• **Given information**:
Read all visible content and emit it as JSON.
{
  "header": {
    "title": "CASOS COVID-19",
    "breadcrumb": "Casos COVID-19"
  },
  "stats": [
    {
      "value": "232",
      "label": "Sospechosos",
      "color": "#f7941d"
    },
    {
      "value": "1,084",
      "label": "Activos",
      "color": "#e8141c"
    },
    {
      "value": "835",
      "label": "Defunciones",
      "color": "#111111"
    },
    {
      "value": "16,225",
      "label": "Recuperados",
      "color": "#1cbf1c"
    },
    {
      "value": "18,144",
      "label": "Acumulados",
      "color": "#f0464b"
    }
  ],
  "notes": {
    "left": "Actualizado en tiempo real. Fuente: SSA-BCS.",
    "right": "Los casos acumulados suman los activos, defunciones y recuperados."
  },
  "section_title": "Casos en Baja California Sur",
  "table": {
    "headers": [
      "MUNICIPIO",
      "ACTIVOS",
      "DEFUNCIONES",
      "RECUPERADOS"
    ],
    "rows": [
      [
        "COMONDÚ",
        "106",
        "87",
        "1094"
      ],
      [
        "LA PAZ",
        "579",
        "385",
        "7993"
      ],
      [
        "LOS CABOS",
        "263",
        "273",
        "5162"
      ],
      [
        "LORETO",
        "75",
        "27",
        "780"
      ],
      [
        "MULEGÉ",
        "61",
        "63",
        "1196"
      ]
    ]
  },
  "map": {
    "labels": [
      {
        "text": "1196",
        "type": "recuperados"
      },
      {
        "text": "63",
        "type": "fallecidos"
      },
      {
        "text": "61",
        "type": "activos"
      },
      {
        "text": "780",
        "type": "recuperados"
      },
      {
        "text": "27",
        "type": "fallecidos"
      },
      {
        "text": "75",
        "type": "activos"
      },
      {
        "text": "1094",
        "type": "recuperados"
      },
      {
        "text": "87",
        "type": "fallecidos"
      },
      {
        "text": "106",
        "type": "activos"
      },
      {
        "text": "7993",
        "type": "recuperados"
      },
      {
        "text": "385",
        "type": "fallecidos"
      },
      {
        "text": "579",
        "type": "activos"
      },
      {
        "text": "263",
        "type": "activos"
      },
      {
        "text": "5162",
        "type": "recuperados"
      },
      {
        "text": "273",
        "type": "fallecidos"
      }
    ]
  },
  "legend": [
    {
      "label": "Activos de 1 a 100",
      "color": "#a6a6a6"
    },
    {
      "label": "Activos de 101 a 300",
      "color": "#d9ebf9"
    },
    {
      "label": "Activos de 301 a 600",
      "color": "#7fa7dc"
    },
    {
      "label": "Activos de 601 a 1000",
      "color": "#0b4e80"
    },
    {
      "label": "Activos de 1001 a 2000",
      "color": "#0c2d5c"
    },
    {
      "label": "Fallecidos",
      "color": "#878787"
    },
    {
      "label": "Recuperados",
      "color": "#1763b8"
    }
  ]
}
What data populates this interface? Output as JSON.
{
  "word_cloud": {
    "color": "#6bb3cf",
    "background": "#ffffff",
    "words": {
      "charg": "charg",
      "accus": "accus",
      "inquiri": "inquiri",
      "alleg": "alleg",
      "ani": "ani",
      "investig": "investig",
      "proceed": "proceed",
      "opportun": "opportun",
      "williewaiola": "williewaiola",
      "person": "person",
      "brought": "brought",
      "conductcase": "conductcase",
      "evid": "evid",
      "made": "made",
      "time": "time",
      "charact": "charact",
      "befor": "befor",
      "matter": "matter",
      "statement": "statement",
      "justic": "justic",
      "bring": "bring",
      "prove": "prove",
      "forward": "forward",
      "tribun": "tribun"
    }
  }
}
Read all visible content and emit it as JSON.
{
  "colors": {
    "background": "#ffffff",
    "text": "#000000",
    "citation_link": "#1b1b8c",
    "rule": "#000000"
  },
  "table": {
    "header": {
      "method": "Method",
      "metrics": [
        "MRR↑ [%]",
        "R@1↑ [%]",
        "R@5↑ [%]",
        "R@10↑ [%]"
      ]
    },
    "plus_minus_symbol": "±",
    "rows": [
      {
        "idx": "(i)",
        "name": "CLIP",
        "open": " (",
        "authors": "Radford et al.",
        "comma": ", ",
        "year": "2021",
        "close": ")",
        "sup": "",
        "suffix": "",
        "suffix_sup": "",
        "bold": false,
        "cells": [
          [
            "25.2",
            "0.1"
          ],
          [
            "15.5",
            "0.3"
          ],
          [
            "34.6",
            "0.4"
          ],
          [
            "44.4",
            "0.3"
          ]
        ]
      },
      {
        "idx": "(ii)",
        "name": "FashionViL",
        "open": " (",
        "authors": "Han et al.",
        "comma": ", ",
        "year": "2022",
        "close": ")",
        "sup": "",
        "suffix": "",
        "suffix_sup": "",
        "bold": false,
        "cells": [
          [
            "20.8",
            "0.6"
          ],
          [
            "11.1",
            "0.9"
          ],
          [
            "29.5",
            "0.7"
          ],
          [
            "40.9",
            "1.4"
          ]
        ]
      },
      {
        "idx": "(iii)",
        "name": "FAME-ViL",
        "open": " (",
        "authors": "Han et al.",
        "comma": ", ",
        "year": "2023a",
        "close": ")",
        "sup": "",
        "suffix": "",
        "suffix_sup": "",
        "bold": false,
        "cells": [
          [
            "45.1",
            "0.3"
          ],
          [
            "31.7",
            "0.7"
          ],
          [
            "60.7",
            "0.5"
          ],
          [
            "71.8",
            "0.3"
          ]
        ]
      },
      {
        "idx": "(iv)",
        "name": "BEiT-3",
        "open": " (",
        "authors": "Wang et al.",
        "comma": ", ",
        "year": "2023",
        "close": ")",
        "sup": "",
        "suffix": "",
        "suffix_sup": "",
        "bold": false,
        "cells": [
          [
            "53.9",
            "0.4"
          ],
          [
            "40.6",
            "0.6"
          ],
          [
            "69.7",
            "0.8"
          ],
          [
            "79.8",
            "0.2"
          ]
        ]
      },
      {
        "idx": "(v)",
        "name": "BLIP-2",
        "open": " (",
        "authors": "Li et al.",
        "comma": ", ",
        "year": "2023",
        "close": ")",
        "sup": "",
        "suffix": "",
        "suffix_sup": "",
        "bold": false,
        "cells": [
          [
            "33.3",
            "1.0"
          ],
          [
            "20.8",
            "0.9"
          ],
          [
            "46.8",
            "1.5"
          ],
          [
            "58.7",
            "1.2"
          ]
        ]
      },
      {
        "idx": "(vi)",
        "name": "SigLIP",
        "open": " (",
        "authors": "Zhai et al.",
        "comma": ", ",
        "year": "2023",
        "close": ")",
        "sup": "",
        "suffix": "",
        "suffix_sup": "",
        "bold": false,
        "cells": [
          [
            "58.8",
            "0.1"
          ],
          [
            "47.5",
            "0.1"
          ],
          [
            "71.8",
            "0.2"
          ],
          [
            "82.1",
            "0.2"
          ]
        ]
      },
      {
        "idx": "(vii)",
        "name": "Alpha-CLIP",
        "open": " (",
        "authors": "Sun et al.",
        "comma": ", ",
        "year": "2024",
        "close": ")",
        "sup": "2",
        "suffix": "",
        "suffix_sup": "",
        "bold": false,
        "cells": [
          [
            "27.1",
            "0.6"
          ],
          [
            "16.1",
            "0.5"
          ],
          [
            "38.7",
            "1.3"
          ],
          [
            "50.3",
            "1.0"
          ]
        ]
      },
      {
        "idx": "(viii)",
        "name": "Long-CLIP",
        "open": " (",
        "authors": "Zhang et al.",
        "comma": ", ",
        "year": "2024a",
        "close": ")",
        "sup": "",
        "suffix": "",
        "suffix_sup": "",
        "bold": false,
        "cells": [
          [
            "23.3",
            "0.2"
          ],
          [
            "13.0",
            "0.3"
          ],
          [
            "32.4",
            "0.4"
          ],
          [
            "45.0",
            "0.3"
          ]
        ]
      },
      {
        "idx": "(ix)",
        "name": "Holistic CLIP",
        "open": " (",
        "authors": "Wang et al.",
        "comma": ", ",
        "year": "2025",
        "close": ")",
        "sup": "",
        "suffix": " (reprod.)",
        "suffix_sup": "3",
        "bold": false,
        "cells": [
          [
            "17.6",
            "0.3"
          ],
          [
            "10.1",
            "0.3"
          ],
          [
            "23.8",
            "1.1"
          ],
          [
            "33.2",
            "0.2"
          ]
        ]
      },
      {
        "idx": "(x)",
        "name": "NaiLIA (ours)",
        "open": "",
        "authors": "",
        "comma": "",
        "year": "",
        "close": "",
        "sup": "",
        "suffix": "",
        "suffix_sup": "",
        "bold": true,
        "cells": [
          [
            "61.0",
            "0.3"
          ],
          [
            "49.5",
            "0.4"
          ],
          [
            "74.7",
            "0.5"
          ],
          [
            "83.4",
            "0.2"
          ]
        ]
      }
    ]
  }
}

• **Goal of the exercise**:
Locate and copy each line in the data above that includes the word "value".

• **Exercise result**:
      "value": "232",
      "value": "1,084",
      "value": "835",
      "value": "16,225",
      "value": "18,144",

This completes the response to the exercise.